- **Passage provided**:
○ ○ ○ ○ ○ ○ ○

US5141625AExpiredUtility

Second stage stripping and lift gas supply

65
Assignee: UOP INCPriority: Dec 27, 1989Filed: Nov 13, 1990Granted: Aug 25, 1992
Est. expiryDec 27, 2009(expired)· nominal 20-yr term from priority
Inventors:David A. Lomas
C10G 11/182C10G 11/18
65
PatentIndex Score
23
Cited by
15
References
14
Claims

Abstract

The use of lift gas for FCC risers is improved by the direct use of stripping vapors from a second stage of catalyst stripping as a lift gas. Reactor vapors recovered primarily from the stripping section of an FCC reactor/regenerator section provide an excellent source for lift gas material. These reactor vapors contain high concentrations of light paraffinic materials often with an equal weight percent amount of steam. The recovery of the stripping vapors independent from the product stream allows such gaseous mixtures to be readily used as lift gas. The lift gas material is obtained from a stripping section located subadjacent to a regenerator section so that it will have adequate pressure for use as a lift gas stream. The relatively high pressure of the lift gas stream eliminates processing requirements that would otherwise be necessary for the removal of particulate material and the compression of the gas to the pressure conditions at the bottom of the riser. This invention is readily practiced in the most recent FCC reactor designs that separate the majority of product vapors from the catalyst in a first or preliminary stripping arrangement. This invention is particularly suited for use in conjunction with hot catalyst stripping. Hot catalyst stripping produces a high concentration of very low molecular weight gas components in the effluent from the hot stripping zone which are highly suitable for use as lift gas material.

○ ○ ○ ○ ○ ○ ○

- **Extracted data**:
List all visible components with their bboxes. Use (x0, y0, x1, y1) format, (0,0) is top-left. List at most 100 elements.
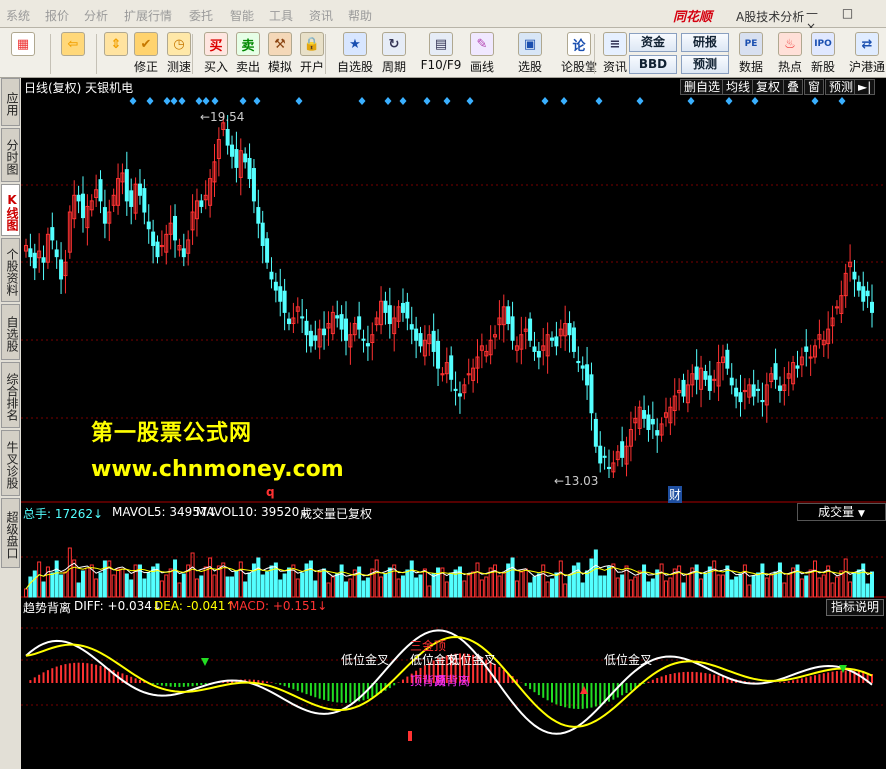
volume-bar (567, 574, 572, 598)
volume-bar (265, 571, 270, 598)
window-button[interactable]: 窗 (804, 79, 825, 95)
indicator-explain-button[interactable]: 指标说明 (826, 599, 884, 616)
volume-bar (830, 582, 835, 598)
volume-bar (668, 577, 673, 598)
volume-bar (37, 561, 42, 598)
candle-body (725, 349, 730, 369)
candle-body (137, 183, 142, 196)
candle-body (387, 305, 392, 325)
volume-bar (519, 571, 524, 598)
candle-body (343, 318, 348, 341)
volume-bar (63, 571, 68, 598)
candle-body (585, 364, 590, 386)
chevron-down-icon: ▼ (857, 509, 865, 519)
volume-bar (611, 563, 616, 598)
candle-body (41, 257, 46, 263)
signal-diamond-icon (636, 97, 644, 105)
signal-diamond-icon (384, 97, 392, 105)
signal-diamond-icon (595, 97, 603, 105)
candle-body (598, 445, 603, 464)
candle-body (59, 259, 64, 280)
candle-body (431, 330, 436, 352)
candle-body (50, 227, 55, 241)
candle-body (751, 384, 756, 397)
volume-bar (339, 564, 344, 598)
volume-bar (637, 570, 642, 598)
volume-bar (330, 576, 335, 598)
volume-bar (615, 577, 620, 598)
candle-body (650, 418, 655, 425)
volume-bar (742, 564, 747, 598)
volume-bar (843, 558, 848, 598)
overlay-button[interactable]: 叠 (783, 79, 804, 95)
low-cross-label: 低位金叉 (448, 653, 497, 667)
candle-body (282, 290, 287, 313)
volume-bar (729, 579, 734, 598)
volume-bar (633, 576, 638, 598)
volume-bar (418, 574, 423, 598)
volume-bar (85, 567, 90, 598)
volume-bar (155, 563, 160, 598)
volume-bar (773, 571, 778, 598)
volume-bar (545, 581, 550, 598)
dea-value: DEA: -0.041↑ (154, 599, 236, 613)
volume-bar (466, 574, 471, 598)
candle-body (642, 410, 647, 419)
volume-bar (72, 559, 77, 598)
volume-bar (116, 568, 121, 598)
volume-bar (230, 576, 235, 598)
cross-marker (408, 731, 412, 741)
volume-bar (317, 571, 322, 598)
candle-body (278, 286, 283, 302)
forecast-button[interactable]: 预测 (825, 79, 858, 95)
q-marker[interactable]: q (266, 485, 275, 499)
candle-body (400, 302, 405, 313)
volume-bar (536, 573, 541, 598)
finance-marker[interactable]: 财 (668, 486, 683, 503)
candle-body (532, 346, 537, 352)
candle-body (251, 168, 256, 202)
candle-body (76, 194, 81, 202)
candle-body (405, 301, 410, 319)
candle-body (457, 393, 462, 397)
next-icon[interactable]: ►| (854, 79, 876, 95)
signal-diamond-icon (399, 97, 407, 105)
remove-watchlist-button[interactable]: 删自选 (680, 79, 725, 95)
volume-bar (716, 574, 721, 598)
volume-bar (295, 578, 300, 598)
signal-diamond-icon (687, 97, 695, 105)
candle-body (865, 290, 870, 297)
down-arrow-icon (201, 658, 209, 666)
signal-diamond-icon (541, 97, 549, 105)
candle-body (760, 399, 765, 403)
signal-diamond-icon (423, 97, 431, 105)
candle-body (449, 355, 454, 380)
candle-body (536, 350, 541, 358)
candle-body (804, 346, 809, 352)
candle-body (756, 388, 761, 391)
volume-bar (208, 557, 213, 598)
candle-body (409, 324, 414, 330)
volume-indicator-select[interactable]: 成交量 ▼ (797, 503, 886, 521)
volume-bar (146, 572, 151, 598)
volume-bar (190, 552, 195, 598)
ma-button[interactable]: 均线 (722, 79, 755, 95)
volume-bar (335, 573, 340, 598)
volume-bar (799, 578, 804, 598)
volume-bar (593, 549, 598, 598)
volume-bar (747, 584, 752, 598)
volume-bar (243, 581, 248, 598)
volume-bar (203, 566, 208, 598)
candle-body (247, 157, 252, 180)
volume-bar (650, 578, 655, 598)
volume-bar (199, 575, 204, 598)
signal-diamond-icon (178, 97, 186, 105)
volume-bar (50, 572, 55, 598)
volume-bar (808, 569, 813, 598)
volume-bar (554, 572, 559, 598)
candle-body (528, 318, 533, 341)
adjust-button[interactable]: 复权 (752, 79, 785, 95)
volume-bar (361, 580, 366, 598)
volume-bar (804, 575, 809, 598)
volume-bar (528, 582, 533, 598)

○ ○ ○ ○ ○ ○ ○

- **Tasks**:
[a] Answer these questions from the patent page on lift gas above:
(i) Who is named as the assignee?
(ii) On what date was the patent granted?
(iii) What kind of catalyst stripping is the invention said to be particularly suited for?
[b] Print the lines of the records exactly, starting at the line containing "volume-bar (567, 574, 572, 598)" and ending at the line containing "volume-bar (716, 574, 721, 598)", with both of those lines included.

- **Solutions per task**:
[a]
(i) UOP INC
(ii) Aug 25, 1992
(iii) Hot catalyst stripping

[b]
volume-bar (567, 574, 572, 598)
volume-bar (265, 571, 270, 598)
window-button[interactable]: 窗 (804, 79, 825, 95)
indicator-explain-button[interactable]: 指标说明 (826, 599, 884, 616)
volume-bar (830, 582, 835, 598)
volume-bar (668, 577, 673, 598)
volume-bar (37, 561, 42, 598)
candle-body (725, 349, 730, 369)
candle-body (137, 183, 142, 196)
candle-body (387, 305, 392, 325)
volume-bar (519, 571, 524, 598)
candle-body (343, 318, 348, 341)
volume-bar (63, 571, 68, 598)
candle-body (585, 364, 590, 386)
chevron-down-icon: ▼ (857, 509, 865, 519)
volume-bar (611, 563, 616, 598)
candle-body (41, 257, 46, 263)
signal-diamond-icon (636, 97, 644, 105)
signal-diamond-icon (384, 97, 392, 105)
signal-diamond-icon (595, 97, 603, 105)
candle-body (598, 445, 603, 464)
candle-body (59, 259, 64, 280)
candle-body (431, 330, 436, 352)
candle-body (50, 227, 55, 241)
candle-body (751, 384, 756, 397)
volume-bar (339, 564, 344, 598)
volume-bar (637, 570, 642, 598)
volume-bar (330, 576, 335, 598)
volume-bar (615, 577, 620, 598)
candle-body (650, 418, 655, 425)
volume-bar (742, 564, 747, 598)
volume-bar (843, 558, 848, 598)
overlay-button[interactable]: 叠 (783, 79, 804, 95)
low-cross-label: 低位金叉 (448, 653, 497, 667)
candle-body (282, 290, 287, 313)
volume-bar (729, 579, 734, 598)
volume-bar (633, 576, 638, 598)
volume-bar (418, 574, 423, 598)
volume-bar (85, 567, 90, 598)
volume-bar (155, 563, 160, 598)
volume-bar (773, 571, 778, 598)
volume-bar (545, 581, 550, 598)
dea-value: DEA: -0.041↑ (154, 599, 236, 613)
volume-bar (466, 574, 471, 598)
candle-body (642, 410, 647, 419)
volume-bar (72, 559, 77, 598)
volume-bar (116, 568, 121, 598)
volume-bar (230, 576, 235, 598)
cross-marker (408, 731, 412, 741)
volume-bar (317, 571, 322, 598)
candle-body (278, 286, 283, 302)
forecast-button[interactable]: 预测 (825, 79, 858, 95)
q-marker[interactable]: q (266, 485, 275, 499)
candle-body (400, 302, 405, 313)
volume-bar (536, 573, 541, 598)
finance-marker[interactable]: 财 (668, 486, 683, 503)
candle-body (532, 346, 537, 352)
candle-body (251, 168, 256, 202)
candle-body (76, 194, 81, 202)
candle-body (405, 301, 410, 319)
candle-body (457, 393, 462, 397)
next-icon[interactable]: ►| (854, 79, 876, 95)
signal-diamond-icon (399, 97, 407, 105)
remove-watchlist-button[interactable]: 删自选 (680, 79, 725, 95)
volume-bar (716, 574, 721, 598)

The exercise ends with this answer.